_Job:_ State the number of lines that hold the string "name", with nothing added.

_Records supplied:_
◇ ◇ ◇
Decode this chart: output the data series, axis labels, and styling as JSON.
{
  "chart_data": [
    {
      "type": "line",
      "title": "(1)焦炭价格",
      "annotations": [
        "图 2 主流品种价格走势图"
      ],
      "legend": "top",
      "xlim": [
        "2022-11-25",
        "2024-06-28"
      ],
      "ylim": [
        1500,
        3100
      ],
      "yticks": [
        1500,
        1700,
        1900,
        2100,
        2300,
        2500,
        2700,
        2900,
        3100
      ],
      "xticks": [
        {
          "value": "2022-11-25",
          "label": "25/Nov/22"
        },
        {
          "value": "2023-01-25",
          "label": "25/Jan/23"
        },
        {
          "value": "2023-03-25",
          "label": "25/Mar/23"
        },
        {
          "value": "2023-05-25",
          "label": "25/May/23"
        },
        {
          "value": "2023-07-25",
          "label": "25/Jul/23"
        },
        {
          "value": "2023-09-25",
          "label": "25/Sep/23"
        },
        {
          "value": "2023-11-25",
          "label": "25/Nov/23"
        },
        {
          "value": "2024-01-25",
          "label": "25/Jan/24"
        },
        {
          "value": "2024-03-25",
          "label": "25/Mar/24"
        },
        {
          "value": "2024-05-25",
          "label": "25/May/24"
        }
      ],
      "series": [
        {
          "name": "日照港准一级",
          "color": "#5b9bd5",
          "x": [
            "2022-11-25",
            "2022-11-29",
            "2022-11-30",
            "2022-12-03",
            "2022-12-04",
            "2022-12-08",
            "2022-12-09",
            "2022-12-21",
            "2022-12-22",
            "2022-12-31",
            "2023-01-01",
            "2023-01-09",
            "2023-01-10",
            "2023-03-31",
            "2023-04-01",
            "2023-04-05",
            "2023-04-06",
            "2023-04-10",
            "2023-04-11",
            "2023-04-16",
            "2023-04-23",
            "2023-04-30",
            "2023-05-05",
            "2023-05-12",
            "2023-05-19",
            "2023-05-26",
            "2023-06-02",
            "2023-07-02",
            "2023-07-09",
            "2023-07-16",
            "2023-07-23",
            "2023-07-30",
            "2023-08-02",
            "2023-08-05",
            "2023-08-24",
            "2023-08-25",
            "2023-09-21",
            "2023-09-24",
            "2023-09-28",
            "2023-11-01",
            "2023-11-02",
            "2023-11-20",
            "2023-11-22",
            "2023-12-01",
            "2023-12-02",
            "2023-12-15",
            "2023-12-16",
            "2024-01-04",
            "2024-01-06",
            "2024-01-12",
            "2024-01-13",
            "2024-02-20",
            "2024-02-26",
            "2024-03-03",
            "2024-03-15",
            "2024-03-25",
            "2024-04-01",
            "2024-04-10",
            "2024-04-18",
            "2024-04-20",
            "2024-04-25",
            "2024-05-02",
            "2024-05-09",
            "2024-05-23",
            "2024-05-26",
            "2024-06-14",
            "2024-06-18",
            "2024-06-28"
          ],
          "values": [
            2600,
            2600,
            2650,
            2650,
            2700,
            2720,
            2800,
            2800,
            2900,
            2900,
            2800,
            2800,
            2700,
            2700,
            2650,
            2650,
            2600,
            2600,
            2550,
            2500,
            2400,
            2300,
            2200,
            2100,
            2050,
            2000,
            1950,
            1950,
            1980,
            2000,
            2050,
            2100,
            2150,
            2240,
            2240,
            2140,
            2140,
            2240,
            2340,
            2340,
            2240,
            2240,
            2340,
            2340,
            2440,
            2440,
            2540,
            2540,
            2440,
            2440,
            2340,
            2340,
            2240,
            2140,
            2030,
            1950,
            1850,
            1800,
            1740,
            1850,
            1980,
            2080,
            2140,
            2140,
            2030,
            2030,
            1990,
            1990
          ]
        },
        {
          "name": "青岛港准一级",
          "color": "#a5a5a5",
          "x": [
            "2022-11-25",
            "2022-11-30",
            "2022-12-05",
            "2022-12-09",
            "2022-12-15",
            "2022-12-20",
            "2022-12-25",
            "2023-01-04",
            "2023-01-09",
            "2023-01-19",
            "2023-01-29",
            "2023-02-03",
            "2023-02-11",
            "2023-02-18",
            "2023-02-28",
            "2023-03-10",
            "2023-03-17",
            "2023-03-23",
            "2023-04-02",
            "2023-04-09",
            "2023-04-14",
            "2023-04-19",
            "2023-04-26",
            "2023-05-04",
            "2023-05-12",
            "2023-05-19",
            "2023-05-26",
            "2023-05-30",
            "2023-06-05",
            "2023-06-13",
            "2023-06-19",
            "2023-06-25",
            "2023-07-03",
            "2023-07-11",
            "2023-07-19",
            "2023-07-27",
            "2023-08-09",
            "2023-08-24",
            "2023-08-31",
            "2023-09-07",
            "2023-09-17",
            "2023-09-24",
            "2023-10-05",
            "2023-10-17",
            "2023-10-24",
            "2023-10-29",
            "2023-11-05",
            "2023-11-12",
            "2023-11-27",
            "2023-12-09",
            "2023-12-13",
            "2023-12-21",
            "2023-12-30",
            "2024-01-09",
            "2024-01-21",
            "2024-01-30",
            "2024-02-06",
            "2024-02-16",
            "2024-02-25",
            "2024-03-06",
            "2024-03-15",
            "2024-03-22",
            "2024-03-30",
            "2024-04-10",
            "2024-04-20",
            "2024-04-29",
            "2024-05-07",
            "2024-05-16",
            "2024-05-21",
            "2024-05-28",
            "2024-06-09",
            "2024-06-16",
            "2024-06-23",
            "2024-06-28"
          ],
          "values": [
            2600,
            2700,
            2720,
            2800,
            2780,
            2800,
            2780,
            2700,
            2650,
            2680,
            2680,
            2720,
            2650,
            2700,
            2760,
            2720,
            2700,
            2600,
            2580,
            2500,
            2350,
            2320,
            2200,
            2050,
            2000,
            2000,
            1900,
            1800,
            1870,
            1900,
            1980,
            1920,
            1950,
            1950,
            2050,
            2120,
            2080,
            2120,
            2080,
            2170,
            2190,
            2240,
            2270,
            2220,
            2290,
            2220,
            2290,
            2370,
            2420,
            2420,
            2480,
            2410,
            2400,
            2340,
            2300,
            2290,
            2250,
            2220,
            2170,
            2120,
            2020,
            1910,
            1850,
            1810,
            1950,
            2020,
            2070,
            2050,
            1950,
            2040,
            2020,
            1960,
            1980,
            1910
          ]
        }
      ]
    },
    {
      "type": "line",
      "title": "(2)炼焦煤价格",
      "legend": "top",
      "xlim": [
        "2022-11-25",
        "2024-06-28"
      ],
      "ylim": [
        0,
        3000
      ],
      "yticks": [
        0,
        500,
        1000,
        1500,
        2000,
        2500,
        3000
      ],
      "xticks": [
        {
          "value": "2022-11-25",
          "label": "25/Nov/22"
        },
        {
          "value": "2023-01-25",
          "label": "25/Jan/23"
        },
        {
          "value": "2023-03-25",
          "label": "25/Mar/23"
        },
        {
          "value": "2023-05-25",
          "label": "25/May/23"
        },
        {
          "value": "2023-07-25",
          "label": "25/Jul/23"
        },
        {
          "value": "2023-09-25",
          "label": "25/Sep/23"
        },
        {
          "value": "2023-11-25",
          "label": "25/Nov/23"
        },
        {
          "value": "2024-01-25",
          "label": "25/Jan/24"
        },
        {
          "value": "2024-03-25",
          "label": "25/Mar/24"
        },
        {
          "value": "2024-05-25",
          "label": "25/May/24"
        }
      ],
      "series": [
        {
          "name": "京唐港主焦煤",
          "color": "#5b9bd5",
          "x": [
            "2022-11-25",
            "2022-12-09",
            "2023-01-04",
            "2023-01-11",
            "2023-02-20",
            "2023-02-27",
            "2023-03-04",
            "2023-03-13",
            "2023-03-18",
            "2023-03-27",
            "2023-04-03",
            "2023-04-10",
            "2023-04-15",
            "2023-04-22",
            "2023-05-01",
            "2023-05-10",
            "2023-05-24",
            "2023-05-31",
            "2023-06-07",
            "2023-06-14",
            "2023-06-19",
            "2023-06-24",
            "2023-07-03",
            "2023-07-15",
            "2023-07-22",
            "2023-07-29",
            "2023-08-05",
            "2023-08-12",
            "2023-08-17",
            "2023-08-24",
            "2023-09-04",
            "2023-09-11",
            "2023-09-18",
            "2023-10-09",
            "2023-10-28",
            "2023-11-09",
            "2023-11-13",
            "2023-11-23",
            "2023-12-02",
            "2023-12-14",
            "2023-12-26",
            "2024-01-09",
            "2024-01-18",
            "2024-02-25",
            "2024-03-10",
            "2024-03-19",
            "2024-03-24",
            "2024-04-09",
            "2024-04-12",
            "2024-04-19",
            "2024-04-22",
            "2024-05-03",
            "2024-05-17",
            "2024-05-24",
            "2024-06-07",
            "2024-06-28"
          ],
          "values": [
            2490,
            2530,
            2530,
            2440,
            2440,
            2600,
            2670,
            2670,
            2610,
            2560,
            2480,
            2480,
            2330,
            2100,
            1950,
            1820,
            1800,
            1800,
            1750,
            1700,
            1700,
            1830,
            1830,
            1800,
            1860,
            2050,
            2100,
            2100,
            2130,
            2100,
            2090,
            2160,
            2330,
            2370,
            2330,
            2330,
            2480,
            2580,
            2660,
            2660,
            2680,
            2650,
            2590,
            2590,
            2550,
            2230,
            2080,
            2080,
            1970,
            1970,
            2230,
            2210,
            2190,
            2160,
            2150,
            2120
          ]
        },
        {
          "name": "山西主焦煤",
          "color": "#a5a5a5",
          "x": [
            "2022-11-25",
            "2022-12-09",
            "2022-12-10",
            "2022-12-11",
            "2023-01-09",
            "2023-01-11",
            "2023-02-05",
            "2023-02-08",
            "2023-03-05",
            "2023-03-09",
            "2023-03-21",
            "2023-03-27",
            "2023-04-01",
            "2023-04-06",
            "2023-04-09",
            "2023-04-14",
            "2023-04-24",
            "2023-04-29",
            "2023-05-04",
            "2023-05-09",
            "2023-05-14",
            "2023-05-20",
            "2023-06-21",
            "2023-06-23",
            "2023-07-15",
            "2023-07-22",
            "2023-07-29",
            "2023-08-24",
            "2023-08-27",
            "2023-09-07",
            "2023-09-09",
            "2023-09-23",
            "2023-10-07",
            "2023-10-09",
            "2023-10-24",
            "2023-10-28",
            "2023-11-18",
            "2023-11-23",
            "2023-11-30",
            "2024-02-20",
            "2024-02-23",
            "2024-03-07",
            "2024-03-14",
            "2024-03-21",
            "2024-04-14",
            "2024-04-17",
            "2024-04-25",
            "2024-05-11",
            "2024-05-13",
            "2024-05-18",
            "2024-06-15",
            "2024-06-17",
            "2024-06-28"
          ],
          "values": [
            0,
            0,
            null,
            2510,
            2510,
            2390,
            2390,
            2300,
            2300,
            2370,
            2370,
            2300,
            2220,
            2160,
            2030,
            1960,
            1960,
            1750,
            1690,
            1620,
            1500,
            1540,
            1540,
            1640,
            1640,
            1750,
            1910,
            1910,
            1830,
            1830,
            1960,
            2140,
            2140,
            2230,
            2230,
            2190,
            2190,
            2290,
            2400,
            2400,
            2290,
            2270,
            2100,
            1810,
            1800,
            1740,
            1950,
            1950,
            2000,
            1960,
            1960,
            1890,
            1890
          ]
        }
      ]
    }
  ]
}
◇ ◇ ◇
_Task response:_ 4